## TASK DIRECTIONS
Count every line that has "Initial" in it and give the total, nothing more.

## INPUT MATERIAL
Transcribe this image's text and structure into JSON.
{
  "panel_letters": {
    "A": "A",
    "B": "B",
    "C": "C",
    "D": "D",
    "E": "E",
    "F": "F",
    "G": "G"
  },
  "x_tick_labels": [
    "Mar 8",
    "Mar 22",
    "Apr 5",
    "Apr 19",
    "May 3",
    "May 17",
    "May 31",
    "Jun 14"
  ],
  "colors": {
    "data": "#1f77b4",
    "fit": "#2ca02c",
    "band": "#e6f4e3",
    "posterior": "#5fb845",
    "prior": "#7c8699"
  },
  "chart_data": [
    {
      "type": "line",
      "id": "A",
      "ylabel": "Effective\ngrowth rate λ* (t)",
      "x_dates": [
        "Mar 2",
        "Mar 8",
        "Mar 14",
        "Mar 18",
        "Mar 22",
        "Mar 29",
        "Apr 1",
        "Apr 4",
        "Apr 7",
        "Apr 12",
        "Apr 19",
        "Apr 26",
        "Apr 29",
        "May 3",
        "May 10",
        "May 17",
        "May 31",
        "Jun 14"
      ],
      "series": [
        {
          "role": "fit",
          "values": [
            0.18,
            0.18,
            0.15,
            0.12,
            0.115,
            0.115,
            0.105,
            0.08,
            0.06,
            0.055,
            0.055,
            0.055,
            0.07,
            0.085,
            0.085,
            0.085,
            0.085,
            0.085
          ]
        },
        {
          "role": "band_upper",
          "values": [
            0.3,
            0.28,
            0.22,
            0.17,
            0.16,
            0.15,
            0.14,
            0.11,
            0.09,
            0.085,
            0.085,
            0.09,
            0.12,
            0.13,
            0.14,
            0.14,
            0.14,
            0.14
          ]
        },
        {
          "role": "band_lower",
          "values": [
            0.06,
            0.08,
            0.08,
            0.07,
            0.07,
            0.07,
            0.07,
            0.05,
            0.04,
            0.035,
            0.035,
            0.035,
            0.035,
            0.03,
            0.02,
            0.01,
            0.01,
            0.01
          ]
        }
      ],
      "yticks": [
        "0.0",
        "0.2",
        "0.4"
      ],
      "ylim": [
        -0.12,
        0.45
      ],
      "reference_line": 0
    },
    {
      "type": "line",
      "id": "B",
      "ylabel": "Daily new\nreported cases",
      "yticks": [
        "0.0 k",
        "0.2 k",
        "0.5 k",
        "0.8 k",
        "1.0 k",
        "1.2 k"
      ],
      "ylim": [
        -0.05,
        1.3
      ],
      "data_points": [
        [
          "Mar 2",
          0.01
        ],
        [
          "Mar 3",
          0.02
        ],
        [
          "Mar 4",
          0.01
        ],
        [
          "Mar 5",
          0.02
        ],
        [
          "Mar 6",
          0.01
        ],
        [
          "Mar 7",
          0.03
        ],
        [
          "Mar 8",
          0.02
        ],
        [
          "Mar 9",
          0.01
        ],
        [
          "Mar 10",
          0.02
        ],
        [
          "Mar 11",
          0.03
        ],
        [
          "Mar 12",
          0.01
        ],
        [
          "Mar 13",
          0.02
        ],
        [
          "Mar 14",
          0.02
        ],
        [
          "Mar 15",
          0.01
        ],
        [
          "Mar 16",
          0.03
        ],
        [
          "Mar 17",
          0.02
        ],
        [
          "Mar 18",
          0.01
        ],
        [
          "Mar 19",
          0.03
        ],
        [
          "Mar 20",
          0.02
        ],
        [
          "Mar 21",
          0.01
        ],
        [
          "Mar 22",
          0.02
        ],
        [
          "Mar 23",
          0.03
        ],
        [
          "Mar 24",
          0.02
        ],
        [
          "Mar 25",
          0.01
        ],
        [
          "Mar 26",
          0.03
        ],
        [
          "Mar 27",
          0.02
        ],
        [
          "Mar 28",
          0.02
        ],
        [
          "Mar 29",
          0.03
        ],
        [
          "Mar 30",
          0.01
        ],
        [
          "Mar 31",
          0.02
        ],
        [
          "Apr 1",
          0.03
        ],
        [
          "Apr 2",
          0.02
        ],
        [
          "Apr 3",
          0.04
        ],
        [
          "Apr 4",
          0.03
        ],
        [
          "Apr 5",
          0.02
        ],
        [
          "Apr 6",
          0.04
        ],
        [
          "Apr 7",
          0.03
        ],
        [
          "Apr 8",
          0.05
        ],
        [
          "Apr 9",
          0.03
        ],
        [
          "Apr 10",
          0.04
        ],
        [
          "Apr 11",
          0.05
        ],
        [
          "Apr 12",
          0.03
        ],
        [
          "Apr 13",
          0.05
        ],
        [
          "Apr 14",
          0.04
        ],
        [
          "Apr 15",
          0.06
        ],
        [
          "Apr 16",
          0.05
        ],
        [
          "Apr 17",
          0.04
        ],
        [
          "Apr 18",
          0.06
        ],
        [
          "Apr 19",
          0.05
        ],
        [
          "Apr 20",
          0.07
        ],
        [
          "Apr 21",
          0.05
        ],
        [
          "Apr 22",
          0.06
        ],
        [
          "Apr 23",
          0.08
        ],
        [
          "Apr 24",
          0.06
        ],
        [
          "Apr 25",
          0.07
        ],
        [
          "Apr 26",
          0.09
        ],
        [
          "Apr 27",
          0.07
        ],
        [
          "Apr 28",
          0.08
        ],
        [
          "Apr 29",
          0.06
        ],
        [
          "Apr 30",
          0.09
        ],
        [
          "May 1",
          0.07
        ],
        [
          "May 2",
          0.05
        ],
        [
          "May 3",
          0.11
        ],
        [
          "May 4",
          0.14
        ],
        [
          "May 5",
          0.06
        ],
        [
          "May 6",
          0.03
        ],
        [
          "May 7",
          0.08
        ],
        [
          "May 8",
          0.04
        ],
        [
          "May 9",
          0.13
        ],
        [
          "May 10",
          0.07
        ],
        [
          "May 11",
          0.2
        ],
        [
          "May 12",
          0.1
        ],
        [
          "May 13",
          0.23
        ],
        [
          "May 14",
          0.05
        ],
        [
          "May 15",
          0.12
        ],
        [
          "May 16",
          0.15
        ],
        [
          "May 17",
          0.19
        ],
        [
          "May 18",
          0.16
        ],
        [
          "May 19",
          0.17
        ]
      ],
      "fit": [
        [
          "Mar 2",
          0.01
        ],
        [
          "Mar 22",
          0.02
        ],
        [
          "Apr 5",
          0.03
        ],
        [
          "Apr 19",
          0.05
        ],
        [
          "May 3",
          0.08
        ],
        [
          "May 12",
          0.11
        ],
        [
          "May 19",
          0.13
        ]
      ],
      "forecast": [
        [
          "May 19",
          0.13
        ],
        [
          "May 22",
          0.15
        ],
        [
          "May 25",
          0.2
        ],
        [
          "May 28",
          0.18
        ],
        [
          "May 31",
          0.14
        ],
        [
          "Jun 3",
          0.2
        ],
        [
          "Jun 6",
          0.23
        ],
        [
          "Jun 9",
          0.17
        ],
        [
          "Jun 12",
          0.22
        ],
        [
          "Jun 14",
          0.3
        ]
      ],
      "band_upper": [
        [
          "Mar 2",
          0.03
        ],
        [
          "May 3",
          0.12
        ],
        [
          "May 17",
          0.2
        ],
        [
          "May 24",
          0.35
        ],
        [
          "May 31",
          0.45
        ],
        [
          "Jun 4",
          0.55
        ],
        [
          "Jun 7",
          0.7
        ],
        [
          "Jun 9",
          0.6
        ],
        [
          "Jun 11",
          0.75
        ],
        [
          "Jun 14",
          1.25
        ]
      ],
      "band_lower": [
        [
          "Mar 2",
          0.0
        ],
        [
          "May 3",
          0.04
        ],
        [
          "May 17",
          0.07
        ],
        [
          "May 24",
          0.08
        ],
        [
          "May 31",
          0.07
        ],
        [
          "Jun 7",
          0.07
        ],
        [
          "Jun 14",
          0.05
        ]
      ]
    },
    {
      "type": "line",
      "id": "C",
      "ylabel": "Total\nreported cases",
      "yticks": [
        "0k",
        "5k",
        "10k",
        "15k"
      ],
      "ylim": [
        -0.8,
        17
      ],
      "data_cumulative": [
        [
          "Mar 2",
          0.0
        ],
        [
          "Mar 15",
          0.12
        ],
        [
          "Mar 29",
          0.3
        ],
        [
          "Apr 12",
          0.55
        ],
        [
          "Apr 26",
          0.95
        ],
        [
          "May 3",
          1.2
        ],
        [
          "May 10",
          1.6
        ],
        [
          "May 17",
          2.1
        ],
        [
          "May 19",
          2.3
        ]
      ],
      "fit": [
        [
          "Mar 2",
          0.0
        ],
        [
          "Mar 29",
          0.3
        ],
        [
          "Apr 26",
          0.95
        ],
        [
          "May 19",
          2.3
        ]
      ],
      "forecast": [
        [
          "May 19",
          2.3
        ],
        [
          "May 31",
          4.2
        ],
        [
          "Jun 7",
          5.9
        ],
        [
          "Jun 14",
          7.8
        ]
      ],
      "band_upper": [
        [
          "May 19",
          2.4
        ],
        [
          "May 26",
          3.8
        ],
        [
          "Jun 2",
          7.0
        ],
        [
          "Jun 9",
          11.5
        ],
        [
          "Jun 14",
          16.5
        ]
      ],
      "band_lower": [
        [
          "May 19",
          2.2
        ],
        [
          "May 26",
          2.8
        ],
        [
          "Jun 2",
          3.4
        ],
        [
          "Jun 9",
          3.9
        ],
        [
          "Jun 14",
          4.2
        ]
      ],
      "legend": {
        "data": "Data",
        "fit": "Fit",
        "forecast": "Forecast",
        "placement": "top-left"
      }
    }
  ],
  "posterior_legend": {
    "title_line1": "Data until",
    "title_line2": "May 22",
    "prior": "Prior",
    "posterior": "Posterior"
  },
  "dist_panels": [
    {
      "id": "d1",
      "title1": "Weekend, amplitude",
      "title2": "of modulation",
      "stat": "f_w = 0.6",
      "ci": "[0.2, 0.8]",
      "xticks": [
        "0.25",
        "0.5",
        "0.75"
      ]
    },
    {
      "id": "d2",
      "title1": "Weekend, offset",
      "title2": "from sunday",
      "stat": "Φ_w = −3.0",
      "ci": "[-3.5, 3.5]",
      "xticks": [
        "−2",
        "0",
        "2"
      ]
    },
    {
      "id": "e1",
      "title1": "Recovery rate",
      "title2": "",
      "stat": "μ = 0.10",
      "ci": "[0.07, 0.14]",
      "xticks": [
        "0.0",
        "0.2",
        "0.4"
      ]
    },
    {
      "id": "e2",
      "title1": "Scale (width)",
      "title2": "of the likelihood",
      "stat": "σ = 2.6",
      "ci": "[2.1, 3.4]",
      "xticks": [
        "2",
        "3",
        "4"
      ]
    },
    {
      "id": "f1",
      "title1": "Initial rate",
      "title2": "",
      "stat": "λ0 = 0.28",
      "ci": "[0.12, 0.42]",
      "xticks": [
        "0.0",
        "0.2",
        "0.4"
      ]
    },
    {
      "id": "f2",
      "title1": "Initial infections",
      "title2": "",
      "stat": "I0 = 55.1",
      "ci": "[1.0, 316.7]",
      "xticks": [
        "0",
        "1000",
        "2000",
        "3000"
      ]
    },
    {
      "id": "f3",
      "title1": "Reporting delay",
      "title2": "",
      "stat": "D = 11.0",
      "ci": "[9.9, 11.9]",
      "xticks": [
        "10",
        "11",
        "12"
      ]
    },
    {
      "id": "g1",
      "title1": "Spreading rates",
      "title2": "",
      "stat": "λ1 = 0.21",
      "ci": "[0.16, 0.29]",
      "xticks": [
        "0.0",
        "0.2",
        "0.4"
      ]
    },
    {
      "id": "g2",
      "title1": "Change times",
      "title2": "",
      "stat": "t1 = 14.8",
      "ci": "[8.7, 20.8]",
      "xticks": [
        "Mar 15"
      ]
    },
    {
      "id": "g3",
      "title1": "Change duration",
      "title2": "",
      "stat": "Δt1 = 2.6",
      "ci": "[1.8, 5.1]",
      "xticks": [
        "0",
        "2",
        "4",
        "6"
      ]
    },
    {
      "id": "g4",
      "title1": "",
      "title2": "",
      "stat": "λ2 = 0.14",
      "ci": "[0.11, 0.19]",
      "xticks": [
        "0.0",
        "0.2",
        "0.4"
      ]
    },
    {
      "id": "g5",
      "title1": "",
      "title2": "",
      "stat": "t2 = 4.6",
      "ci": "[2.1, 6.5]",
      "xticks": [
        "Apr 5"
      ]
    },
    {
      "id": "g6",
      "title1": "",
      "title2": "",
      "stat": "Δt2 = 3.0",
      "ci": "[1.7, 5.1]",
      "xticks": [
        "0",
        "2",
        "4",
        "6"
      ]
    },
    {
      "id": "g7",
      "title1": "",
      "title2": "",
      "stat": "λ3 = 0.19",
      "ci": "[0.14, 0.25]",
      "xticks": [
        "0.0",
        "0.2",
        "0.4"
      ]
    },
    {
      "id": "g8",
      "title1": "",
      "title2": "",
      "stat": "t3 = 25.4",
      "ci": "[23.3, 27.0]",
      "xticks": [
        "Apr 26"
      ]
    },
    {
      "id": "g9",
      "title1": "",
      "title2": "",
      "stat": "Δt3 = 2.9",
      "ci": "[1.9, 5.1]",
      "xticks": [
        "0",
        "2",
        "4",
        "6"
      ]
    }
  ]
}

## ANSWER TO THIS PROBLEM
2